[Stored data entries]
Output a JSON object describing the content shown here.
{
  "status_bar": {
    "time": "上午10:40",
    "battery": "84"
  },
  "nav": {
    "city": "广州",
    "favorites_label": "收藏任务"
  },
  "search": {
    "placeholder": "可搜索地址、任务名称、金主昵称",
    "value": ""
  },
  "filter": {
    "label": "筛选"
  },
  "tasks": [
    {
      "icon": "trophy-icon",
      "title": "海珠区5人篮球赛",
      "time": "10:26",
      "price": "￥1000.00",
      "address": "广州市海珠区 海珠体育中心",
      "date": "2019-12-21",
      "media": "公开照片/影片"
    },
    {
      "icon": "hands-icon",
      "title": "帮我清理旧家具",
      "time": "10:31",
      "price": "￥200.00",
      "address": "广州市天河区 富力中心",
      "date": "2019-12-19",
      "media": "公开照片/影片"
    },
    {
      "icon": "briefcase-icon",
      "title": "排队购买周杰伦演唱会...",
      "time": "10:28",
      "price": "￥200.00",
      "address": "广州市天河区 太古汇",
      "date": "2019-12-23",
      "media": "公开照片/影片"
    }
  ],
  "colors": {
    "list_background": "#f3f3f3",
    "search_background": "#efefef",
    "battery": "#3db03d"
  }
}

● Problem to work on: Make an exact copy of the material above.

● Response for this exercise:
Output a JSON object describing the content shown here.
{
  "status_bar": {
    "time": "上午10:40",
    "battery": "84"
  },
  "nav": {
    "city": "广州",
    "favorites_label": "收藏任务"
  },
  "search": {
    "placeholder": "可搜索地址、任务名称、金主昵称",
    "value": ""
  },
  "filter": {
    "label": "筛选"
  },
  "tasks": [
    {
      "icon": "trophy-icon",
      "title": "海珠区5人篮球赛",
      "time": "10:26",
      "price": "￥1000.00",
      "address": "广州市海珠区 海珠体育中心",
      "date": "2019-12-21",
      "media": "公开照片/影片"
    },
    {
      "icon": "hands-icon",
      "title": "帮我清理旧家具",
      "time": "10:31",
      "price": "￥200.00",
      "address": "广州市天河区 富力中心",
      "date": "2019-12-19",
      "media": "公开照片/影片"
    },
    {
      "icon": "briefcase-icon",
      "title": "排队购买周杰伦演唱会...",
      "time": "10:28",
      "price": "￥200.00",
      "address": "广州市天河区 太古汇",
      "date": "2019-12-23",
      "media": "公开照片/影片"
    }
  ],
  "colors": {
    "list_background": "#f3f3f3",
    "search_background": "#efefef",
    "battery": "#3db03d"
  }
}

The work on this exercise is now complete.